• Texto de lectura:
= = = = =
En cuanto a la relación del murciélago con el vampirismo, la explicación viene en sentido contrario a la comúnmente creída. Durante la colonización de América, naturalistas europeos descubrieron que el nuevo continente era un paraíso quiróptero; sorpresa mayor fue que entre miles de especies de murciélago, tres fuesen hematófagas, a las que de inmediato llamaron vampiros, extrapolando las características de los chupadores de sangre humanos, cuya leyenda conocían.

El vampiro es un no-muerto (undead, en inglés), cuyas liga diabólica lo ha convertido en un alma en pena corpórea, condenada a una dolorosa inmortalidad, hasta que el rito apropiado –estaca en el corazón, decapitación- le permita el reposo eterno. Quizá por el hecho de ser un alma, es a veces incorpóreo y no se refleja en los espejos ni proyecta sombras. Además de identidad demoníaca, en el vampiro encontramos un evidente simbolismo sexual. En su versión más conocida, suele ser físicamente atractivo y ejerce una extraña atracción sobre sus víctimas; su depredación siempre es nocturna, el momento apropiado para el amor. Su rito consiste en un beso en que sus largos caninos penetran la piel de la víctima, haciendo manar su sangre que chupa a continuación; las víctimas caen en un estado de languidez reminiscente del post-coitum y facilitan la repetición de la experiencia. Este acto de sadismo oral encarna desde luego el acto sexual impresentable en contextos culturales puritanos –como en el que fue escrita la novela de Stocker- pero a la vez se trata de un acto condenable, en una clara asociación de placer físico y perdición moral.

Con estos antecedentes, sobra decir que el personaje del vampiro llamó la atención del cine desde un principio. La filmografía del vampiro puede alcanzar centenares de títulos; aquí mencionaré sólo algunos de los más famosos de este subgénero.
= = = = =
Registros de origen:

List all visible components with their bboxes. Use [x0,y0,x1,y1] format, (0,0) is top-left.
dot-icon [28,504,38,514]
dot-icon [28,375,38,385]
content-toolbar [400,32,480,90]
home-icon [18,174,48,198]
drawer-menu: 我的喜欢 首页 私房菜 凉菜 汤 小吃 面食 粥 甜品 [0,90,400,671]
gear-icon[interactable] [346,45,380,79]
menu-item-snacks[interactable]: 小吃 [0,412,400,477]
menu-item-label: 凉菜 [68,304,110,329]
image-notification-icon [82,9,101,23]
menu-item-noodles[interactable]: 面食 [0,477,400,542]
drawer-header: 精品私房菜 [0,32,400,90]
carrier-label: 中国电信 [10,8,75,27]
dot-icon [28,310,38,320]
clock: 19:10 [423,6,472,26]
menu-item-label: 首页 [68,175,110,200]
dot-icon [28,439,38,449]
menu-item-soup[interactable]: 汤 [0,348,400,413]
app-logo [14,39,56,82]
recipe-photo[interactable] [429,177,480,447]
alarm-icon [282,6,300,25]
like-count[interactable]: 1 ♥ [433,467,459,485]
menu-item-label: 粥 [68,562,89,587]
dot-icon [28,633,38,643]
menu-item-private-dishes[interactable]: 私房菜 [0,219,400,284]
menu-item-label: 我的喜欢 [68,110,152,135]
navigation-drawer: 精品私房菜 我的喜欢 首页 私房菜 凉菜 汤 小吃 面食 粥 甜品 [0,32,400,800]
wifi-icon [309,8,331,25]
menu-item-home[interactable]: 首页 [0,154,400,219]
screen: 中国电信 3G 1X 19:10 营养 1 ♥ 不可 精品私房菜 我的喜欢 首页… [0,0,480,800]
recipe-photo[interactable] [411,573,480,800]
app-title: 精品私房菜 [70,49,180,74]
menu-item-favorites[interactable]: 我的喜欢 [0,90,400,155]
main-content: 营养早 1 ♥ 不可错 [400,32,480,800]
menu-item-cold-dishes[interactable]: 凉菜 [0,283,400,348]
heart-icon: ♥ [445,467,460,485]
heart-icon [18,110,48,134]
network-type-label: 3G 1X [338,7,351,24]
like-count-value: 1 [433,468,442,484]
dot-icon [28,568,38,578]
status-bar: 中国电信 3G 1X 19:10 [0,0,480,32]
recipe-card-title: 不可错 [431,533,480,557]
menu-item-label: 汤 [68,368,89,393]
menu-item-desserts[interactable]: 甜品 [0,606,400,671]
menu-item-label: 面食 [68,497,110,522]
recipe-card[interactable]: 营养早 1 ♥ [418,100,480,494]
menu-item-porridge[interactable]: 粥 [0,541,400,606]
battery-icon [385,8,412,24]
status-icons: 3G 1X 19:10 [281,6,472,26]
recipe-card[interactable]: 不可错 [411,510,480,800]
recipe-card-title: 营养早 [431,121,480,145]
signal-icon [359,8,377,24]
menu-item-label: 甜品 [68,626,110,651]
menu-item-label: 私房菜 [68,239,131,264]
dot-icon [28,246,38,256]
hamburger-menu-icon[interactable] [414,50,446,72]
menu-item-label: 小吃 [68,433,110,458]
= = = = =
• Explora el material:
a) ¿Qué rasgos atribuye el texto sobre el vampiro a este personaje quizá por el hecho de ser un alma?
b) Duplica el fragmento del texto sobre el vampiro que empieza con las palabras "En cuanto a" y acaba con "cuya leyenda conocían.".
c) ¿Puedes proseguir el texto sobre el vampiro desde donde se interrumpe?
Los ítems no hacen falta para resolver nada.

• Resultados por tarea:
a)
- Es a veces incorpóreo.
- No se refleja en los espejos.
- No proyecta sombras.

b)
En cuanto a la relación del murciélago con el vampirismo, la explicación viene en sentido contrario a la comúnmente creída. Durante la colonización de América, naturalistas europeos descubrieron que el nuevo continente era un paraíso quiróptero; sorpresa mayor fue que entre miles de especies de murciélago, tres fuesen hematófagas, a las que de inmediato llamaron vampiros, extrapolando las características de los chupadores de sangre humanos, cuya leyenda conocían.

c)
El primero es Nosferatu (1921), del expresionista alemán F. W. Murnau. La película no sigue el argumento de Stoker, pero conserva la atmósfera angustiante de la novela; Murnau optó por ofrecer una imagen del vampiro distinta de la que Hollywood presentaría una década después, tomándose la licencia de hacer que proyectara sombra y se reflejara fugazmente en un espejo. Otro famoso director alemán, Werner Herzog, rodó en 1979 otro Nosferatu, en el que hace una relectura existencialista del film homónimo de Murnau.

En 1931, el director Tod Browning realizó Drácula, con el actor húngaro Bela Lugosi, cuyo personaje se convertiría en ícono mundial del vampiro. Su imagen elegante y exótica contribuyó a erotizar la atmósfera de un film en el que los mordiscos fueron ocultados mediante elipsis, en fuera de campo o absorbidos por oportunos fundidos. Dos décadas después, la productora Hammer Films lanzaría su serie de películas estelarizadas por el inglés Christopher Lee, que son a color y por tanto potencian el dramatismo de la sangre; sadismo, necrofilia y goce femenino se hicieron más patentes desde entonces. Cabe destacar también un ciclo de producción mexicana, cuyos títulos más famosos fueron El vampiro y El ataúd del vampiro, ambos dirigidos por Fernando Méndez y con el actor Germán Robles.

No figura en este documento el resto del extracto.